> _Entries from a dataset_:
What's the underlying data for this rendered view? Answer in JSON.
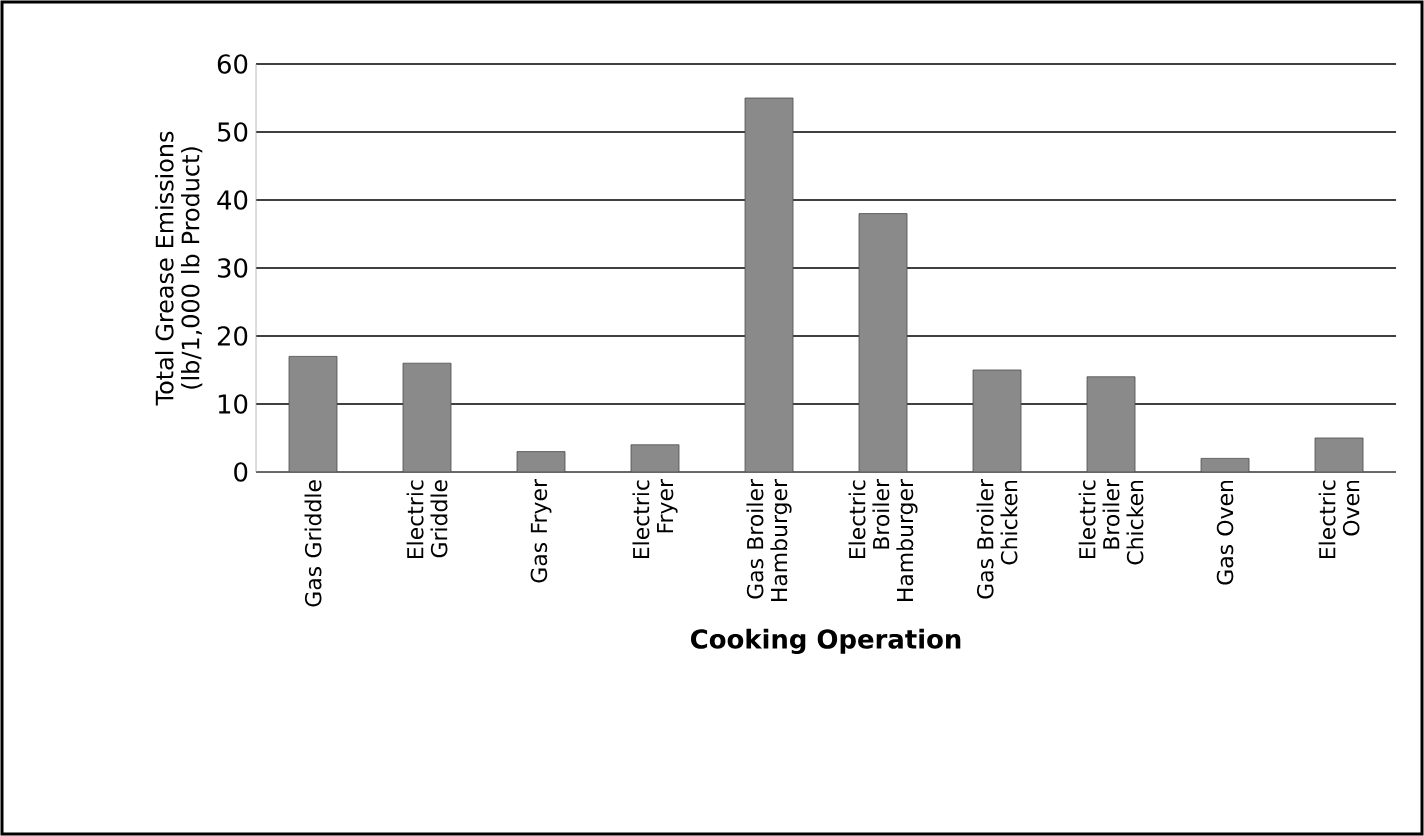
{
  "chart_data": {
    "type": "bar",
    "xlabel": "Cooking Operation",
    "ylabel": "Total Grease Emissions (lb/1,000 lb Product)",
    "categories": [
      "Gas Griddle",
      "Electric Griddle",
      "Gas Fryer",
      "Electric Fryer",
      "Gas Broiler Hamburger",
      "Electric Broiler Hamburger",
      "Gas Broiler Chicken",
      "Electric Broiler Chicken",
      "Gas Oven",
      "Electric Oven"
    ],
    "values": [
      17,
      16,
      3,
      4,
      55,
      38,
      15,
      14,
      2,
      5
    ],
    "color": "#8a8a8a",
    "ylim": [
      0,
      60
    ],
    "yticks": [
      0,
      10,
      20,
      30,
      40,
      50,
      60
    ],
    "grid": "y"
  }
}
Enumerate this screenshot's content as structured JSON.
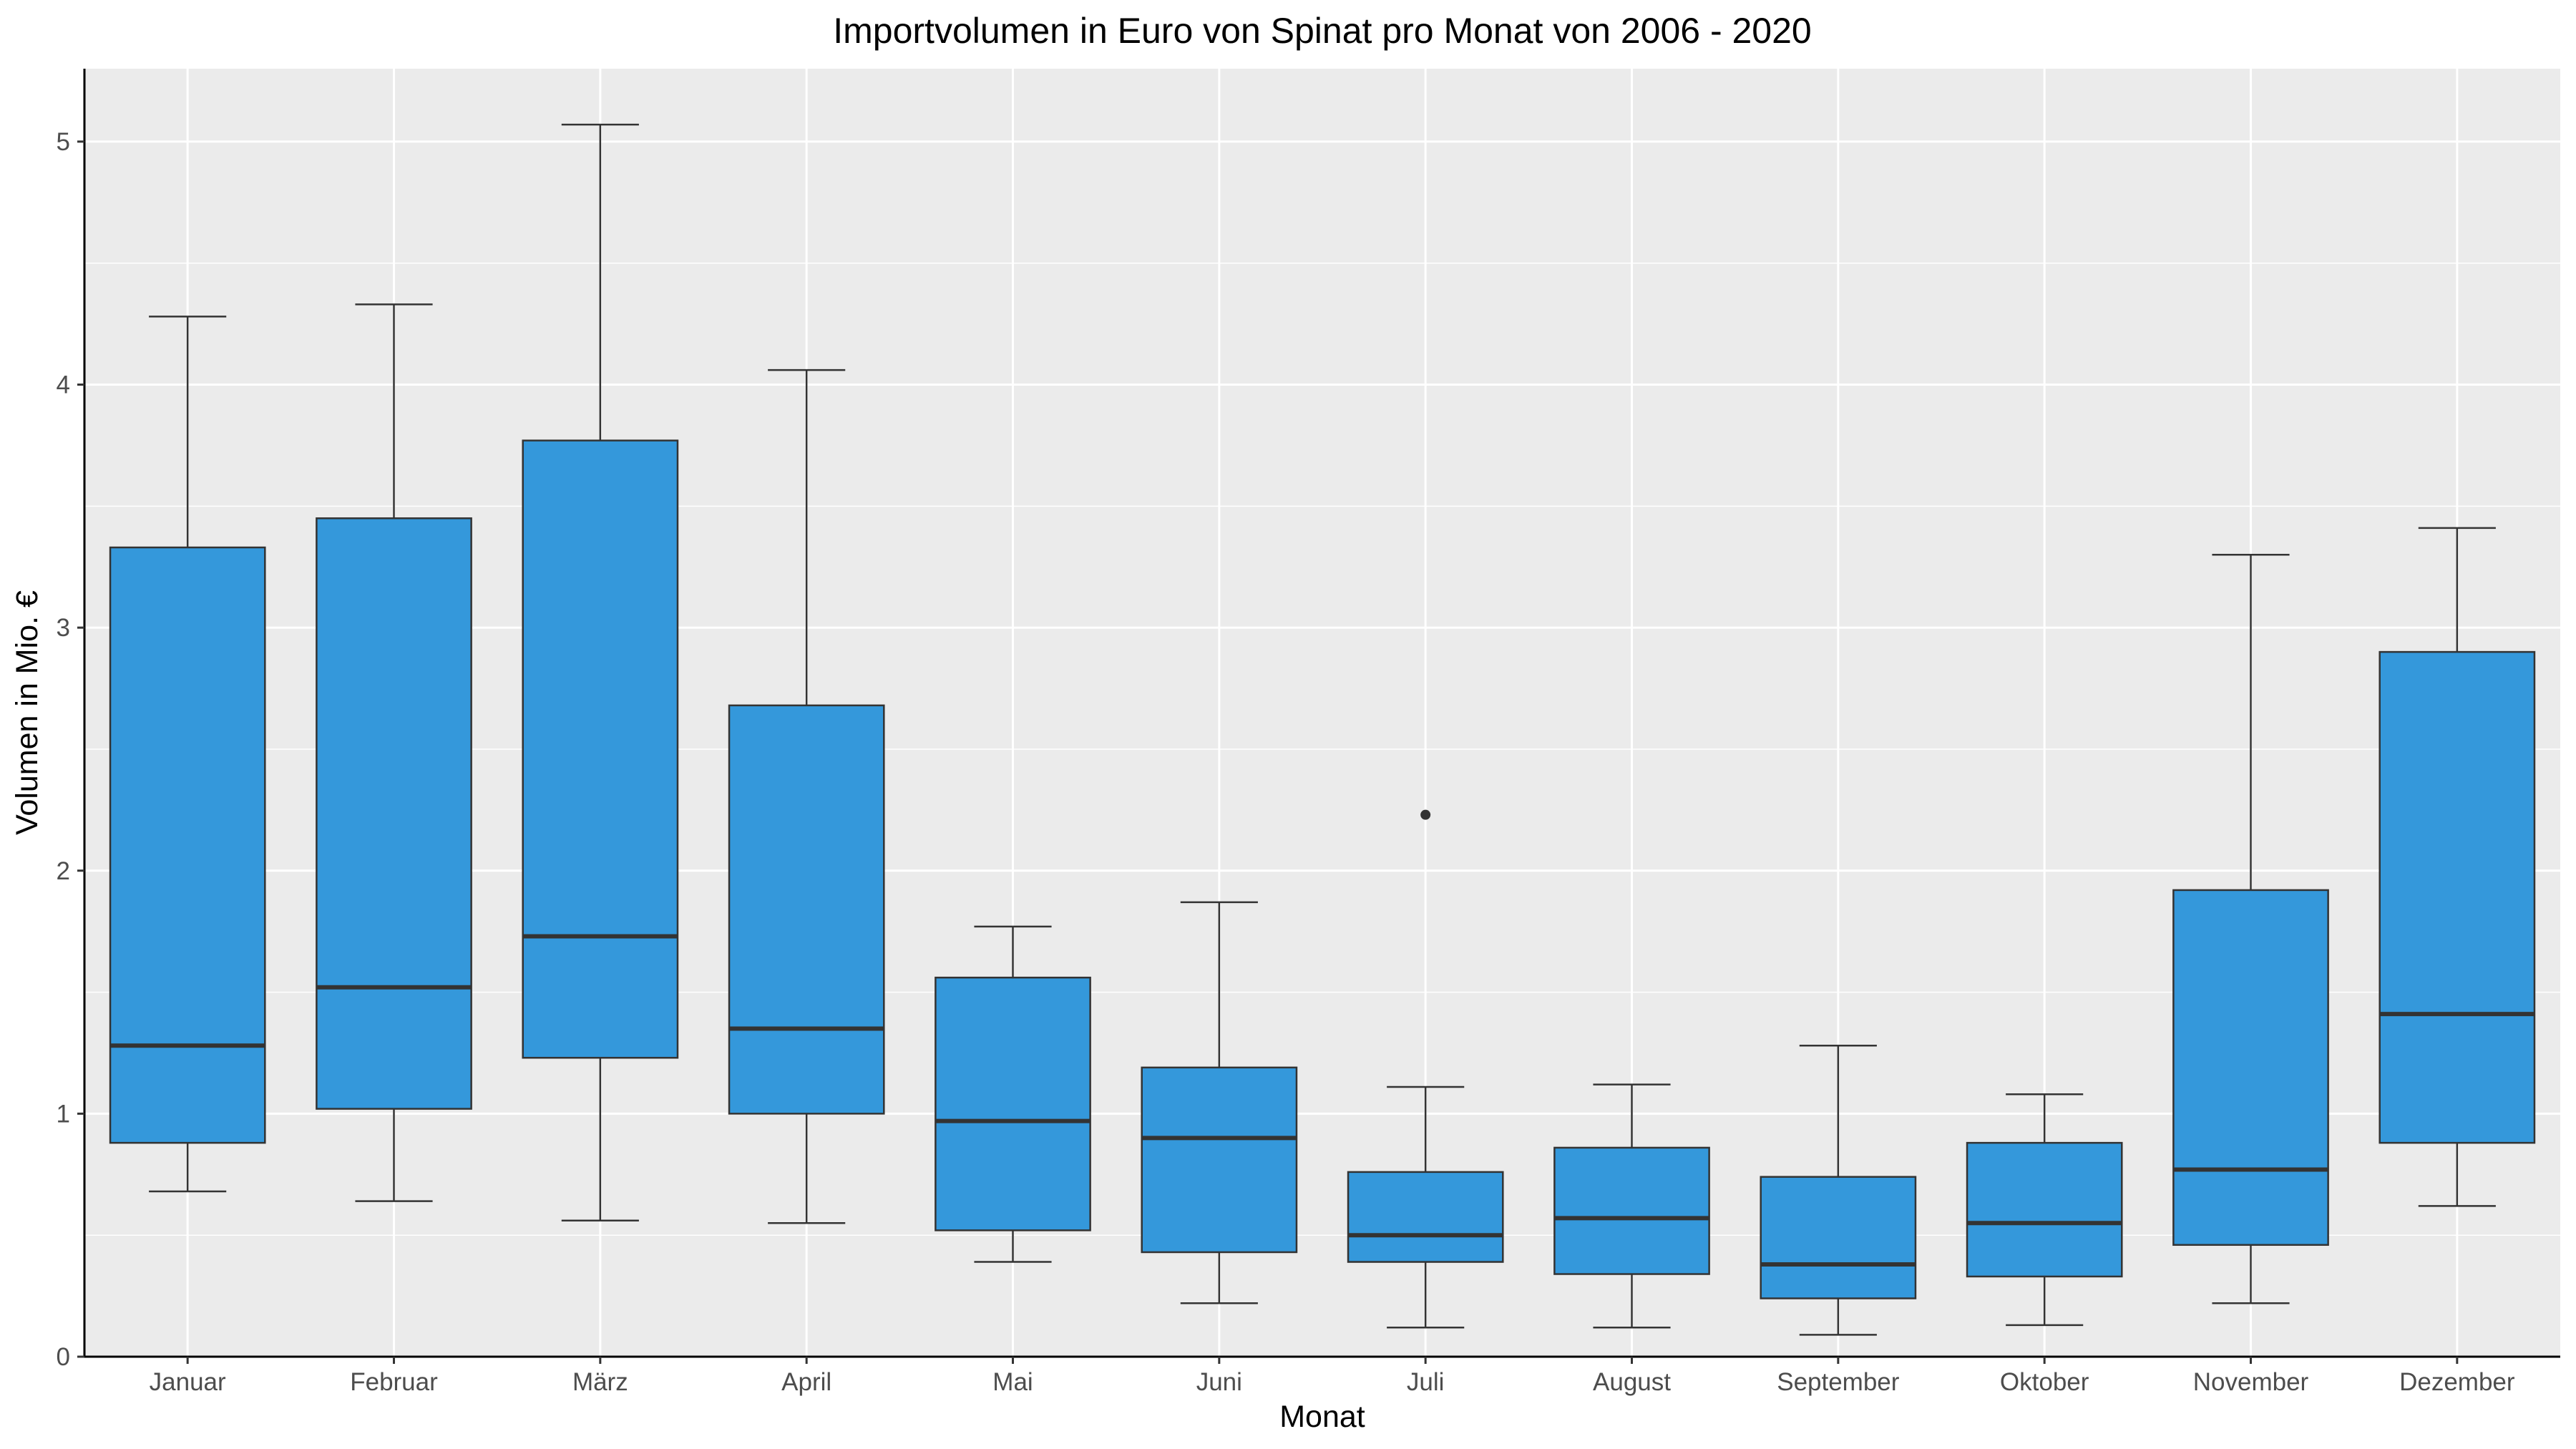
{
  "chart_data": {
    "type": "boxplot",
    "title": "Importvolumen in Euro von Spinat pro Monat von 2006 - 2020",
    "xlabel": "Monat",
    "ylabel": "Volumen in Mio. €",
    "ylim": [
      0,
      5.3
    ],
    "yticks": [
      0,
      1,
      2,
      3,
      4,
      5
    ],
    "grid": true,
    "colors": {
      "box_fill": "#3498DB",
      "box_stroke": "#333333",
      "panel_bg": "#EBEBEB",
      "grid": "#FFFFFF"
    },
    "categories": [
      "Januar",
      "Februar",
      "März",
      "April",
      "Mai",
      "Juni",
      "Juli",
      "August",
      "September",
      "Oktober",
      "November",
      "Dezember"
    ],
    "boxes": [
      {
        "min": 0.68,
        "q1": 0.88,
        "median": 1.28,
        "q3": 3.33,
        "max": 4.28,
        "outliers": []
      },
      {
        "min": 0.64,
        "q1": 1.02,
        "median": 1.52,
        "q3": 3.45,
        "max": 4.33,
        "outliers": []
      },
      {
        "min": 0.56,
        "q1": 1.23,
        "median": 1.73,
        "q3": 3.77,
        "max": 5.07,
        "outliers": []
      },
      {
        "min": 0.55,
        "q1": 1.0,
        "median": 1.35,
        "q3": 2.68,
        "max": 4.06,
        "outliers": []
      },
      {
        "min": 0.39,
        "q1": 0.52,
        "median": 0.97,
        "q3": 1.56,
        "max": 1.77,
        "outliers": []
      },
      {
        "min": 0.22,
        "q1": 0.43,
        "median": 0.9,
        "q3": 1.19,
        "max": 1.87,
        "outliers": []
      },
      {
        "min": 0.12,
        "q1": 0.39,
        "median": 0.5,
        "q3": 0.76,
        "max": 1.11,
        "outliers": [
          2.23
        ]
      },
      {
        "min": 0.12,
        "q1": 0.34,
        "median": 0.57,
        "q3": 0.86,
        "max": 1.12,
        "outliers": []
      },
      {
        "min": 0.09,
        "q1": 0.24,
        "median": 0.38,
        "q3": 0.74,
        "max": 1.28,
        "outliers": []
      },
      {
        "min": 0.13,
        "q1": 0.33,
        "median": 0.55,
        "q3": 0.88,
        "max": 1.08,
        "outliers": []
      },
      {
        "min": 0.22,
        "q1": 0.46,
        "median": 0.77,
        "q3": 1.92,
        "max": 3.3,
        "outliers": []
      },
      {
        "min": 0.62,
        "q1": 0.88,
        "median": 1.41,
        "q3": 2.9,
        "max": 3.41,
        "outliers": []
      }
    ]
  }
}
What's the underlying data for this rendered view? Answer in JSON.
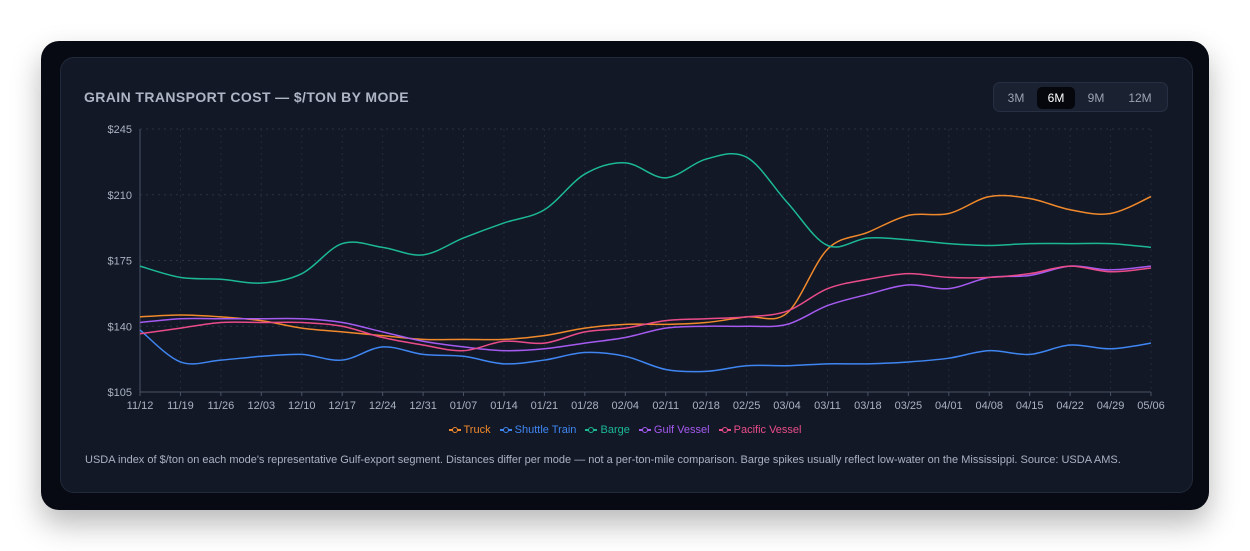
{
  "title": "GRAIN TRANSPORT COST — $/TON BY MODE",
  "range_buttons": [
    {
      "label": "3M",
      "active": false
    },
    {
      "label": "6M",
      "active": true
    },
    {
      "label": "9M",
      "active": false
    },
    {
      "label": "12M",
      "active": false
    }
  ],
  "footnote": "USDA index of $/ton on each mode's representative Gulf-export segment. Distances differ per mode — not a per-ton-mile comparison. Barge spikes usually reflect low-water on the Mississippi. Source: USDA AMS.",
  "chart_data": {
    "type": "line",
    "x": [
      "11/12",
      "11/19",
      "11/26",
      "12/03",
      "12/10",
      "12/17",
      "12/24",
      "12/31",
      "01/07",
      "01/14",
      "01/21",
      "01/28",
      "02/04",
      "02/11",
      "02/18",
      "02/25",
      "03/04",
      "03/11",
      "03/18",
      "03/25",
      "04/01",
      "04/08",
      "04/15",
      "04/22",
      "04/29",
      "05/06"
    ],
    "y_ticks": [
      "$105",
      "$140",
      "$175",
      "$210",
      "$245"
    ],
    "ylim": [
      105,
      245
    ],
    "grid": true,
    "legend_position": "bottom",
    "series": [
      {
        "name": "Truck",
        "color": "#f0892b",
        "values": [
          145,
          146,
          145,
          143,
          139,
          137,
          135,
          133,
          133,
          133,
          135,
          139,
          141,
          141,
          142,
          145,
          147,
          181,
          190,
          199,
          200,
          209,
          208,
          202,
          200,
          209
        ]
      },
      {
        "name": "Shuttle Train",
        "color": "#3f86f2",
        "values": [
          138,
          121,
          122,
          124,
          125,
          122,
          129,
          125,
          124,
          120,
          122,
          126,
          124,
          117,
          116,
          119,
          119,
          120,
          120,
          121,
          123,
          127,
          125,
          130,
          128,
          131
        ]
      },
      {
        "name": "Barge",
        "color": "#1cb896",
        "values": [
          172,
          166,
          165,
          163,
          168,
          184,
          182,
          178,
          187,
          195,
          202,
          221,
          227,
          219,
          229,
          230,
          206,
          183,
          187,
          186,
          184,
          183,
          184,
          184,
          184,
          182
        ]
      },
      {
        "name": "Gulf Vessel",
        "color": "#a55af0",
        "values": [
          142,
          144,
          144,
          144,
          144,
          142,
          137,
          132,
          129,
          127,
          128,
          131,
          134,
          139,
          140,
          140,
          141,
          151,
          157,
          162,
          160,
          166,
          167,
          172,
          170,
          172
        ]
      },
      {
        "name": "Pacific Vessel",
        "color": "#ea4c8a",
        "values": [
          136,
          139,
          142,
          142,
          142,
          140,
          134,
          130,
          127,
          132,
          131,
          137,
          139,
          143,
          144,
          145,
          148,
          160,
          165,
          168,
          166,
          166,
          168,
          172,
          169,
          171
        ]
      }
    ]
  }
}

> _Problem description_:
Output the full set of records above without changing a word, and drop the images.

> _Complete output_:
What's the underlying data for this rendered view? Answer in JSON.
{
  "chart_data": {
    "type": "bar",
    "xlabel": "Cooking Operation",
    "ylabel": "Total Grease Emissions (lb/1,000 lb Product)",
    "categories": [
      "Gas Griddle",
      "Electric Griddle",
      "Gas Fryer",
      "Electric Fryer",
      "Gas Broiler Hamburger",
      "Electric Broiler Hamburger",
      "Gas Broiler Chicken",
      "Electric Broiler Chicken",
      "Gas Oven",
      "Electric Oven"
    ],
    "values": [
      17,
      16,
      3,
      4,
      55,
      38,
      15,
      14,
      2,
      5
    ],
    "color": "#8a8a8a",
    "ylim": [
      0,
      60
    ],
    "yticks": [
      0,
      10,
      20,
      30,
      40,
      50,
      60
    ],
    "grid": "y"
  }
}
Enumerate this screenshot's content as structured JSON.
{
  "chart_data": {
    "type": "boxplot",
    "title": "Importvolumen in Euro von Spinat pro Monat von 2006 - 2020",
    "xlabel": "Monat",
    "ylabel": "Volumen in Mio. €",
    "ylim": [
      0,
      5.3
    ],
    "yticks": [
      0,
      1,
      2,
      3,
      4,
      5
    ],
    "grid": true,
    "colors": {
      "box_fill": "#3498DB",
      "box_stroke": "#333333",
      "panel_bg": "#EBEBEB",
      "grid": "#FFFFFF"
    },
    "categories": [
      "Januar",
      "Februar",
      "März",
      "April",
      "Mai",
      "Juni",
      "Juli",
      "August",
      "September",
      "Oktober",
      "November",
      "Dezember"
    ],
    "boxes": [
      {
        "min": 0.68,
        "q1": 0.88,
        "median": 1.28,
        "q3": 3.33,
        "max": 4.28,
        "outliers": []
      },
      {
        "min": 0.64,
        "q1": 1.02,
        "median": 1.52,
        "q3": 3.45,
        "max": 4.33,
        "outliers": []
      },
      {
        "min": 0.56,
        "q1": 1.23,
        "median": 1.73,
        "q3": 3.77,
        "max": 5.07,
        "outliers": []
      },
      {
        "min": 0.55,
        "q1": 1.0,
        "median": 1.35,
        "q3": 2.68,
        "max": 4.06,
        "outliers": []
      },
      {
        "min": 0.39,
        "q1": 0.52,
        "median": 0.97,
        "q3": 1.56,
        "max": 1.77,
        "outliers": []
      },
      {
        "min": 0.22,
        "q1": 0.43,
        "median": 0.9,
        "q3": 1.19,
        "max": 1.87,
        "outliers": []
      },
      {
        "min": 0.12,
        "q1": 0.39,
        "median": 0.5,
        "q3": 0.76,
        "max": 1.11,
        "outliers": [
          2.23
        ]
      },
      {
        "min": 0.12,
        "q1": 0.34,
        "median": 0.57,
        "q3": 0.86,
        "max": 1.12,
        "outliers": []
      },
      {
        "min": 0.09,
        "q1": 0.24,
        "median": 0.38,
        "q3": 0.74,
        "max": 1.28,
        "outliers": []
      },
      {
        "min": 0.13,
        "q1": 0.33,
        "median": 0.55,
        "q3": 0.88,
        "max": 1.08,
        "outliers": []
      },
      {
        "min": 0.22,
        "q1": 0.46,
        "median": 0.77,
        "q3": 1.92,
        "max": 3.3,
        "outliers": []
      },
      {
        "min": 0.62,
        "q1": 0.88,
        "median": 1.41,
        "q3": 2.9,
        "max": 3.41,
        "outliers": []
      }
    ]
  }
}
What's the underlying data for this rendered view? Answer in JSON.
{
  "title": "GRAIN TRANSPORT COST — $/TON BY MODE",
  "range_buttons": [
    {
      "label": "3M",
      "active": false
    },
    {
      "label": "6M",
      "active": true
    },
    {
      "label": "9M",
      "active": false
    },
    {
      "label": "12M",
      "active": false
    }
  ],
  "footnote": "USDA index of $/ton on each mode's representative Gulf-export segment. Distances differ per mode — not a per-ton-mile comparison. Barge spikes usually reflect low-water on the Mississippi. Source: USDA AMS.",
  "chart_data": {
    "type": "line",
    "x": [
      "11/12",
      "11/19",
      "11/26",
      "12/03",
      "12/10",
      "12/17",
      "12/24",
      "12/31",
      "01/07",
      "01/14",
      "01/21",
      "01/28",
      "02/04",
      "02/11",
      "02/18",
      "02/25",
      "03/04",
      "03/11",
      "03/18",
      "03/25",
      "04/01",
      "04/08",
      "04/15",
      "04/22",
      "04/29",
      "05/06"
    ],
    "y_ticks": [
      "$105",
      "$140",
      "$175",
      "$210",
      "$245"
    ],
    "ylim": [
      105,
      245
    ],
    "grid": true,
    "legend_position": "bottom",
    "series": [
      {
        "name": "Truck",
        "color": "#f0892b",
        "values": [
          145,
          146,
          145,
          143,
          139,
          137,
          135,
          133,
          133,
          133,
          135,
          139,
          141,
          141,
          142,
          145,
          147,
          181,
          190,
          199,
          200,
          209,
          208,
          202,
          200,
          209
        ]
      },
      {
        "name": "Shuttle Train",
        "color": "#3f86f2",
        "values": [
          138,
          121,
          122,
          124,
          125,
          122,
          129,
          125,
          124,
          120,
          122,
          126,
          124,
          117,
          116,
          119,
          119,
          120,
          120,
          121,
          123,
          127,
          125,
          130,
          128,
          131
        ]
      },
      {
        "name": "Barge",
        "color": "#1cb896",
        "values": [
          172,
          166,
          165,
          163,
          168,
          184,
          182,
          178,
          187,
          195,
          202,
          221,
          227,
          219,
          229,
          230,
          206,
          183,
          187,
          186,
          184,
          183,
          184,
          184,
          184,
          182
        ]
      },
      {
        "name": "Gulf Vessel",
        "color": "#a55af0",
        "values": [
          142,
          144,
          144,
          144,
          144,
          142,
          137,
          132,
          129,
          127,
          128,
          131,
          134,
          139,
          140,
          140,
          141,
          151,
          157,
          162,
          160,
          166,
          167,
          172,
          170,
          172
        ]
      },
      {
        "name": "Pacific Vessel",
        "color": "#ea4c8a",
        "values": [
          136,
          139,
          142,
          142,
          142,
          140,
          134,
          130,
          127,
          132,
          131,
          137,
          139,
          143,
          144,
          145,
          148,
          160,
          165,
          168,
          166,
          166,
          168,
          172,
          169,
          171
        ]
      }
    ]
  }
}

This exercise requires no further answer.